**EXTRAIT DU TEXTE:**
☆ ☆ ☆ ☆ ☆ ☆ ☆

C’est Paul qui avait eu l’idée de cette fin d’année dans ce hameau perdu de montagne. Une maison de village où ses grands parents avaient vécu et où ils venaient, en famille, passer quelques jours en été. Ils y étaient montés  tous les deux pour se retrouver avaient-ils dit à tout le monde. Ne comptez pas sur nous pour le réveillon, cette année !
Après une accalmie de quelques heures, au soir du quatrième jour, il s’est remis à neiger. Paul avait juste eu le temps de découvrir la voiture et d’attaquer le déneigement du chemin. Les toits des maisons disparaissaient sous une épaisseur impressionnante de blanc. Bien sûr qu’ils vont résister a dit Paul, comme pour s'en convaincre, voilà deux cents hivers qu'ils supportent ça. 
Il tombait, cette fois, en rangs serrés, des flocons gros comme des gaufres. Ils sont rentrés s’abriter. Après avoir englouti une omelette aux cèpes ramassés en automne par Antoine et Violette qui, eux vivaient ici à demeure. Ils les avaient  sortis de bocaux rangés sur des étagères à la cave, ils se sont couchés devant le feu flambant. Ils ont un peu lu et se sont parlés longtemps avant de s'endormir l'un dans l'odeur de l'autre. C’est en plein sommeil qu'en un fracas du diable, les toits, épuisés d'avoir résisté au poids de neige fraîche, se sont effondrés sur eux. 
C'est arrivé tellement vite qu'ils ne se sont même pas réveillés.

☆ ☆ ☆ ☆ ☆ ☆ ☆

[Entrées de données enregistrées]
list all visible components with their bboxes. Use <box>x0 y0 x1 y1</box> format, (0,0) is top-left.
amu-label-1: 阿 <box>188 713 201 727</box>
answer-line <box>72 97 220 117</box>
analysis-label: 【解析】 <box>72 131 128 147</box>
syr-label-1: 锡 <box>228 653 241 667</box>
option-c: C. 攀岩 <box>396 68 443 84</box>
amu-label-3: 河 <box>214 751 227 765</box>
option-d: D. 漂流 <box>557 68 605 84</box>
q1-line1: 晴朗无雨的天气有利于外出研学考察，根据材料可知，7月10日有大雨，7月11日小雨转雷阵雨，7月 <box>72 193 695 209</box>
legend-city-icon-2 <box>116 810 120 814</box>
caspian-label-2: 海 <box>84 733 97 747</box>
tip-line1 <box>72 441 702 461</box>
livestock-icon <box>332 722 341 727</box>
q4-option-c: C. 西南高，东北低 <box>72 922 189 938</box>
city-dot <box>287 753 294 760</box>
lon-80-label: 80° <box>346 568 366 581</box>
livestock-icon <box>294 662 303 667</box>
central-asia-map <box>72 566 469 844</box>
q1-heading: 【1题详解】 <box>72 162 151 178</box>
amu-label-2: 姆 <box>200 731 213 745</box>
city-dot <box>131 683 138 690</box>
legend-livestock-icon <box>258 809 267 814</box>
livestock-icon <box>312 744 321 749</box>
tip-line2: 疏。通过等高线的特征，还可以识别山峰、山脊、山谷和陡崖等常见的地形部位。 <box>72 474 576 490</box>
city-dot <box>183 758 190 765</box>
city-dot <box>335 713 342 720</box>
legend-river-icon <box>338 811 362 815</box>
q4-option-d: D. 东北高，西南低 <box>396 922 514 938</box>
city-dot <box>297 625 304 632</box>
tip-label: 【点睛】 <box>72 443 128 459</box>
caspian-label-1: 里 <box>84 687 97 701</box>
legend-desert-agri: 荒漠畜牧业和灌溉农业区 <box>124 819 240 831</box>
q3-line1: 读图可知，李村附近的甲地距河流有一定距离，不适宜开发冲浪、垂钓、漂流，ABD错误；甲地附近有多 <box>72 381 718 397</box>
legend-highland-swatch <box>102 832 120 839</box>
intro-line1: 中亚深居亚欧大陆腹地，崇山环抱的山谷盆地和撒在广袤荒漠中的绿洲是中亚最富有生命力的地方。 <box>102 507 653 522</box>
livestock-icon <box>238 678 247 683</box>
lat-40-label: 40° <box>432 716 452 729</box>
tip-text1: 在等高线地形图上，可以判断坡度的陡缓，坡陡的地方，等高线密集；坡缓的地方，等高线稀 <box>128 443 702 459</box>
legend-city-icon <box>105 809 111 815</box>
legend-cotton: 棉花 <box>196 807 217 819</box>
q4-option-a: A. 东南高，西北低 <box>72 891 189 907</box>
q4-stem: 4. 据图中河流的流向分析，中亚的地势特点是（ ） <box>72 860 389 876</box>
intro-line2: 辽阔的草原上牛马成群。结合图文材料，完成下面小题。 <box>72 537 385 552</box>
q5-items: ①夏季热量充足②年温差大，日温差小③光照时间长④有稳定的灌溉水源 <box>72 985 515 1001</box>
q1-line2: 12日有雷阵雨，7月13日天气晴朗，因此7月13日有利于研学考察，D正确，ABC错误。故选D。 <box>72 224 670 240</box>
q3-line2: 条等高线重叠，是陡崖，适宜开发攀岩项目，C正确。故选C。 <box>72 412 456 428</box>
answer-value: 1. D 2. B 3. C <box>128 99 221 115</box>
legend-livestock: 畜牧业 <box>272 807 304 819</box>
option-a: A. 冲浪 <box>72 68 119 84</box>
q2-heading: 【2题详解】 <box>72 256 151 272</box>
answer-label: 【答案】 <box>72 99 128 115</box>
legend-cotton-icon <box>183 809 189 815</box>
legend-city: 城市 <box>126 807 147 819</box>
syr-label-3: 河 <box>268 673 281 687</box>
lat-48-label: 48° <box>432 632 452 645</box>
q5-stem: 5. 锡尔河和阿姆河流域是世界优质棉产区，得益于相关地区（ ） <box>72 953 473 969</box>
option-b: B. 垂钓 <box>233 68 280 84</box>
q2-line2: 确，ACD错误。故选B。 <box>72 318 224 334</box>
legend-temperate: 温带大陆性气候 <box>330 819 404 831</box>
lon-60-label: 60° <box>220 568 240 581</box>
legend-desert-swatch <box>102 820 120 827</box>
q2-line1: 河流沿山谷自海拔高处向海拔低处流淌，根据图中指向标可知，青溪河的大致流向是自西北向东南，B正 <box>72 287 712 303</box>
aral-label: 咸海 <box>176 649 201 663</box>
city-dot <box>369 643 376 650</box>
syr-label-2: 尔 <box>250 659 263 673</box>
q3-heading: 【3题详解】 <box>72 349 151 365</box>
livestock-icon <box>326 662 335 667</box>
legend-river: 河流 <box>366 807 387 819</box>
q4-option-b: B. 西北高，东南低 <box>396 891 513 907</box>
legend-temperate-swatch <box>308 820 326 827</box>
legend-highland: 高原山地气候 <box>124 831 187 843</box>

☆ ☆ ☆ ☆ ☆ ☆ ☆

**CONSIGNE DE TRAVAIL:**
Recopiez tout ce qui va de "C’est Paul qui" jusqu'à "réveillon, cette année !" dans le récit, en changeant "hameau" en "bourg".

**RÉSULTAT OBTENU:**
C’est Paul qui avait eu l’idée de cette fin d’année dans ce bourg perdu de montagne. Une maison de village où ses grands parents avaient vécu et où ils venaient, en famille, passer quelques jours en été. Ils y étaient montés  tous les deux pour se retrouver avaient-ils dit à tout le monde. Ne comptez pas sur nous pour le réveillon, cette année !